#### Working data
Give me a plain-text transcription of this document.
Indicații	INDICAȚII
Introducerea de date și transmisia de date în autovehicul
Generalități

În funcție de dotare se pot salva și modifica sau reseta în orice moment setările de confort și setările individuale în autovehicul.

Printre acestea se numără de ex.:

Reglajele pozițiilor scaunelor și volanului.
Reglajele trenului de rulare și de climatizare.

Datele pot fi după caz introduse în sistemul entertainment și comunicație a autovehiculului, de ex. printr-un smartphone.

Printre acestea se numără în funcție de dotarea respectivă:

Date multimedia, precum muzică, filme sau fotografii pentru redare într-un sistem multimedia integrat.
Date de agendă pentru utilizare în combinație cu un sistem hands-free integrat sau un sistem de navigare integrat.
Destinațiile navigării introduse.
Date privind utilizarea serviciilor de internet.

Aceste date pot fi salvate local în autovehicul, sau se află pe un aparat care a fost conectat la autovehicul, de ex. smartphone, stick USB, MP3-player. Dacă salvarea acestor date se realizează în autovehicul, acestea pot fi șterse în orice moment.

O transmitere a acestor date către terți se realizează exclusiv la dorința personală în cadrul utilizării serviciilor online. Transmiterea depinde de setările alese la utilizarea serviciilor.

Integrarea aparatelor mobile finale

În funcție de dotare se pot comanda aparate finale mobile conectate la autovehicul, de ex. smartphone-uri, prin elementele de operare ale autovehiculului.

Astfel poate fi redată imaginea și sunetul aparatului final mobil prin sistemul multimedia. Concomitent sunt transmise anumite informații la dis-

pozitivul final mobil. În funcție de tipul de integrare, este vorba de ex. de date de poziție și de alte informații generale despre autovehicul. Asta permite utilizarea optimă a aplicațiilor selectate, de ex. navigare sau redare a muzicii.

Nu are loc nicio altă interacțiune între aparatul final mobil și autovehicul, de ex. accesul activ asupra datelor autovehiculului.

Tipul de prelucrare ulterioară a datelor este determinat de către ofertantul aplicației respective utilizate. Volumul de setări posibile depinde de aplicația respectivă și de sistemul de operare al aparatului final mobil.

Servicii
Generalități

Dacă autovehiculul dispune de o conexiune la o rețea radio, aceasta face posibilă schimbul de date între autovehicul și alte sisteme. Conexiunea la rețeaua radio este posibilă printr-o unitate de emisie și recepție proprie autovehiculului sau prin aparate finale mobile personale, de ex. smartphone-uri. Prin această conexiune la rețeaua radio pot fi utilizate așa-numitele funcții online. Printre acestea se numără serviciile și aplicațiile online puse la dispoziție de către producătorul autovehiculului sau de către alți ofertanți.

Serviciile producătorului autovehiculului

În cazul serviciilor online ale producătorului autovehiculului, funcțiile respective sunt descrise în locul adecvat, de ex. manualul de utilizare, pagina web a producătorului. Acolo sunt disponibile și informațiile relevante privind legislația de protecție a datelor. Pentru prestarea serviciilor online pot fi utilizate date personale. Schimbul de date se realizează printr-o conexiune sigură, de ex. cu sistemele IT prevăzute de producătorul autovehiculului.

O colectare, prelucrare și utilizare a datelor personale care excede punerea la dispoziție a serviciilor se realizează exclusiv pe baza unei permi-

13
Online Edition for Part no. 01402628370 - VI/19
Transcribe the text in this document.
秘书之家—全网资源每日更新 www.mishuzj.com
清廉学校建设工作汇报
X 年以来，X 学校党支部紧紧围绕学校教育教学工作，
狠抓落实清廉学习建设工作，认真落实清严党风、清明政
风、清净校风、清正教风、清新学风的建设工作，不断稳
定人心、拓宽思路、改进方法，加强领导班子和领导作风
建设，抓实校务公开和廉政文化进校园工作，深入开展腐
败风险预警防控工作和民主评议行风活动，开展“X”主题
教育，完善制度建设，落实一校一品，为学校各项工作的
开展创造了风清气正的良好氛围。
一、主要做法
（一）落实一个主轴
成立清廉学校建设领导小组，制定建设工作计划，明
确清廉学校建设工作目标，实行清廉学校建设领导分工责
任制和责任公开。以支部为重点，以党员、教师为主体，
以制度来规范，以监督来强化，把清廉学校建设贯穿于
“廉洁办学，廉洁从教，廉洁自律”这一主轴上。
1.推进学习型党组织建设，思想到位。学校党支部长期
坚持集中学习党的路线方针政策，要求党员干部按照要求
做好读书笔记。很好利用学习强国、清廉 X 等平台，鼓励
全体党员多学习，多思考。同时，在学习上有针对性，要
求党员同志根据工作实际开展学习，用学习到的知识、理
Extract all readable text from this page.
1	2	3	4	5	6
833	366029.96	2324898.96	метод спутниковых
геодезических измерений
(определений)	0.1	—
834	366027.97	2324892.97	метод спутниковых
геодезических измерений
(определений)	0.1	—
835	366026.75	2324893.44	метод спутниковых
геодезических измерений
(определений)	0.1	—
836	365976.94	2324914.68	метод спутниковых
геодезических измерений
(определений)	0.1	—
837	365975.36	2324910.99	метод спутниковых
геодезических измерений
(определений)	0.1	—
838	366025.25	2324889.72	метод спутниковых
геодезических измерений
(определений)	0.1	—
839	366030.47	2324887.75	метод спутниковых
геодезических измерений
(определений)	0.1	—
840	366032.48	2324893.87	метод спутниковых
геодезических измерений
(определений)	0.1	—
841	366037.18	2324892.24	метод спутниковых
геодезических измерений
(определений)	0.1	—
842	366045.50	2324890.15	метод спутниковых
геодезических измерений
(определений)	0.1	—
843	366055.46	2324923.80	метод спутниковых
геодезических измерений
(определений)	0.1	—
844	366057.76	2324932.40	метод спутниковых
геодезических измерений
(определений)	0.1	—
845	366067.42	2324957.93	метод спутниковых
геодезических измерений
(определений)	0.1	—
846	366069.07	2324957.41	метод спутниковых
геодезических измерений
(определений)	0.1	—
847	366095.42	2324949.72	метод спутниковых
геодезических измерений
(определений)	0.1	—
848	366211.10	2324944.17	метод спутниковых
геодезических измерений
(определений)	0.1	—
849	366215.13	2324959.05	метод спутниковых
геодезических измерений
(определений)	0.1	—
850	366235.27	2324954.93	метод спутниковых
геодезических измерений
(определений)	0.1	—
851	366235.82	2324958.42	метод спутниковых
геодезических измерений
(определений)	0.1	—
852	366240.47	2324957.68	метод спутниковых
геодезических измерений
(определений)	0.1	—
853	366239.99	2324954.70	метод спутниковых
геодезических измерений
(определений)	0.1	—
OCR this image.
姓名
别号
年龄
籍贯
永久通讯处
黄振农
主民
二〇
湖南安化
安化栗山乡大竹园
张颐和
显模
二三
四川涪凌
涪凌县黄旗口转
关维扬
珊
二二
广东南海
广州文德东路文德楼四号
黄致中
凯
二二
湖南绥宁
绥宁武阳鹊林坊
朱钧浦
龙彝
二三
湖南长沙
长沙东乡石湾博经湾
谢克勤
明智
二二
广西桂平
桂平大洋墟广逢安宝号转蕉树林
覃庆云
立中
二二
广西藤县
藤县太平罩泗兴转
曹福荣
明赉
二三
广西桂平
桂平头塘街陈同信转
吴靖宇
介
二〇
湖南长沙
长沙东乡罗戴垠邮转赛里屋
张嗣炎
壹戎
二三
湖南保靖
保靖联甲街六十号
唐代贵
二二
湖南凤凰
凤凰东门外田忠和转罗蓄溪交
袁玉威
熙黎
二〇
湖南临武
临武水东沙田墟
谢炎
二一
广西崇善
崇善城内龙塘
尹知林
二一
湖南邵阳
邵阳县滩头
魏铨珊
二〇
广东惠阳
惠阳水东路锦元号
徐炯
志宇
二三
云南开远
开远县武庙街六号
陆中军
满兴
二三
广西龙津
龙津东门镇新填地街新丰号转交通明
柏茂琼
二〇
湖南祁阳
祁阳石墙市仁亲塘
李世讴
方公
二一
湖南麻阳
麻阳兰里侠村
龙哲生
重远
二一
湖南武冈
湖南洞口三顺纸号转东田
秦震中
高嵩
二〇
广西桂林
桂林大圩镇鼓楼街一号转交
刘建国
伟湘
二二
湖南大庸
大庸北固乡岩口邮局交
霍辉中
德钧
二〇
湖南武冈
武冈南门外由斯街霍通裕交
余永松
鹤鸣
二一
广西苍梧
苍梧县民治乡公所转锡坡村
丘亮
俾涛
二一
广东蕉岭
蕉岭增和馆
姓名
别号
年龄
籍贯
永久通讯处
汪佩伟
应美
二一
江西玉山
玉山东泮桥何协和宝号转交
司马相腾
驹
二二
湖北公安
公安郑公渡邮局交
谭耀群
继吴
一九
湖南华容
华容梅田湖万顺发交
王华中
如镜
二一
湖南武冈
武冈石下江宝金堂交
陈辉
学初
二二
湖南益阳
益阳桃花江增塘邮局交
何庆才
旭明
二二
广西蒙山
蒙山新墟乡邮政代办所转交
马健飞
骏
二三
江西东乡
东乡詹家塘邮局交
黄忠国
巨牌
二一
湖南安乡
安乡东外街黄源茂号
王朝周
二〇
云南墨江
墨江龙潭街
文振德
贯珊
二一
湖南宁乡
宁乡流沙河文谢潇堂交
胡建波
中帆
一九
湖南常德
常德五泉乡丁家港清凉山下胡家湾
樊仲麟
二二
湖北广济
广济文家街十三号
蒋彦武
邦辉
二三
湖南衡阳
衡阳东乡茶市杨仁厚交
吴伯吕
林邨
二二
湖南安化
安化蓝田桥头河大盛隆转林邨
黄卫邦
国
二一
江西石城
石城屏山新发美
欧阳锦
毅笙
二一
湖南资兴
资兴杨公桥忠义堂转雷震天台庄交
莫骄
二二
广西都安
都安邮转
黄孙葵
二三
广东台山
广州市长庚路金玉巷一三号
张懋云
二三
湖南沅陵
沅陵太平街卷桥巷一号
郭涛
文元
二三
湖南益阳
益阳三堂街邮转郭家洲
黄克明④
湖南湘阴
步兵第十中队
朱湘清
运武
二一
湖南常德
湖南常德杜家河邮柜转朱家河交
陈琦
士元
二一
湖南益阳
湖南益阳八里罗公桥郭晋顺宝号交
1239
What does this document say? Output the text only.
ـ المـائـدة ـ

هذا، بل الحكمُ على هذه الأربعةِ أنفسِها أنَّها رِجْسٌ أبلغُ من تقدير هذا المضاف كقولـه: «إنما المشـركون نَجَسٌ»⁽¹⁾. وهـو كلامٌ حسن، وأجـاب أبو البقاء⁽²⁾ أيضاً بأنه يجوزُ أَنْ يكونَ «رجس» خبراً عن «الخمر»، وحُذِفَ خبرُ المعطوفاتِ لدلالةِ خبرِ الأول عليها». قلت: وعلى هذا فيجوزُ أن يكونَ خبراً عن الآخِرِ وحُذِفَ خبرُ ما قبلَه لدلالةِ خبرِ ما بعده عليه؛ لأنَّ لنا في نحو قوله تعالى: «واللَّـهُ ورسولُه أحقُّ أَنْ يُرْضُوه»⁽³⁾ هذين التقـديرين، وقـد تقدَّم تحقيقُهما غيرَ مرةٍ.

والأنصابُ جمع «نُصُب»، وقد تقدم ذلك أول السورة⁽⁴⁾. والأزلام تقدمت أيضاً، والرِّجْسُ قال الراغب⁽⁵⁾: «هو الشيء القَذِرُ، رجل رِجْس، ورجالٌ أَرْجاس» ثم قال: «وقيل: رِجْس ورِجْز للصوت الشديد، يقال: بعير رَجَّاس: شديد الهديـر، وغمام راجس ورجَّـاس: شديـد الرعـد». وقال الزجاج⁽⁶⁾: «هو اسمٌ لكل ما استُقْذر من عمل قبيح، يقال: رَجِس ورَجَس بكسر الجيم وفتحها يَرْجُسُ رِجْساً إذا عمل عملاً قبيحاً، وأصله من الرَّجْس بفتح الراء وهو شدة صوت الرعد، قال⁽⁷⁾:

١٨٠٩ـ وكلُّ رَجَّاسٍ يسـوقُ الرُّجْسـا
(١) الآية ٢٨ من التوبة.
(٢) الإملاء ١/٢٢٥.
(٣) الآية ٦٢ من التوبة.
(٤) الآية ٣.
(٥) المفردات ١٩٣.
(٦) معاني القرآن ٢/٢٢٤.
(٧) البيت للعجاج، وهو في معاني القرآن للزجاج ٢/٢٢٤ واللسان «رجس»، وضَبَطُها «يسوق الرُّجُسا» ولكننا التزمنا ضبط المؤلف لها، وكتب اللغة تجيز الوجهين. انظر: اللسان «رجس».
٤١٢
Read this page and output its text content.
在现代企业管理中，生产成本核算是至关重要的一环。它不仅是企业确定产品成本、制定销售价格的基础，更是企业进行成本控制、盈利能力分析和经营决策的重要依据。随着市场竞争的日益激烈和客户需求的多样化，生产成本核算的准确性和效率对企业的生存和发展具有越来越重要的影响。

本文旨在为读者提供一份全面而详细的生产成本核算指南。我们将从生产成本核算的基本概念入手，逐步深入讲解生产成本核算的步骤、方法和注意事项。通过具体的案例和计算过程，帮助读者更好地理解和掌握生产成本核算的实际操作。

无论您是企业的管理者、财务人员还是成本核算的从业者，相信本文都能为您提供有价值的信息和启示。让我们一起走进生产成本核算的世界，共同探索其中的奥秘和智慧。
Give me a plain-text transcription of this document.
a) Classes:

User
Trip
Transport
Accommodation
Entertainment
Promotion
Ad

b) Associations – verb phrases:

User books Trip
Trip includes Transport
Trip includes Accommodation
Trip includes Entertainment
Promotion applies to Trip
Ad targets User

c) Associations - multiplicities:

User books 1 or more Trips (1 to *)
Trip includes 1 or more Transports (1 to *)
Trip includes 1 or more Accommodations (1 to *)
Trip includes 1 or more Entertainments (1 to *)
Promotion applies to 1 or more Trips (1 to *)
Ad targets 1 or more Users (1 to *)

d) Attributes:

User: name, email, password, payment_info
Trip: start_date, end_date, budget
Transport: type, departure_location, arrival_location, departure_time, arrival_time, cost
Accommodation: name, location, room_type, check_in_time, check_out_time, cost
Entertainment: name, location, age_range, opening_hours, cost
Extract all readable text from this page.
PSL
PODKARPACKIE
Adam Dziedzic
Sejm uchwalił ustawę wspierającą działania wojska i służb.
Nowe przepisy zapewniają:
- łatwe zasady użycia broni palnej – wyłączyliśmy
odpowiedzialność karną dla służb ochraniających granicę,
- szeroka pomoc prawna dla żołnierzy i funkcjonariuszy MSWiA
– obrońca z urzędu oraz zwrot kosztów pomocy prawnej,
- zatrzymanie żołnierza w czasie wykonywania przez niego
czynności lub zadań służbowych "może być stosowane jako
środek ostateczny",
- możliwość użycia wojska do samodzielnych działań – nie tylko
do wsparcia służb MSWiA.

#### Exercise task
Pick out and copy the lines of the entries that hold the string "prelucrare".

#### Final result
Tipul de prelucrare ulterioară a datelor este determinat de către ofertantul aplicației respective utilizate. Volumul de setări posibile depinde de aplicația respectivă și de sistemul de operare al aparatului final mobil.
O colectare, prelucrare și utilizare a datelor personale care excede punerea la dispoziție a serviciilor se realizează exclusiv pe baza unei permi-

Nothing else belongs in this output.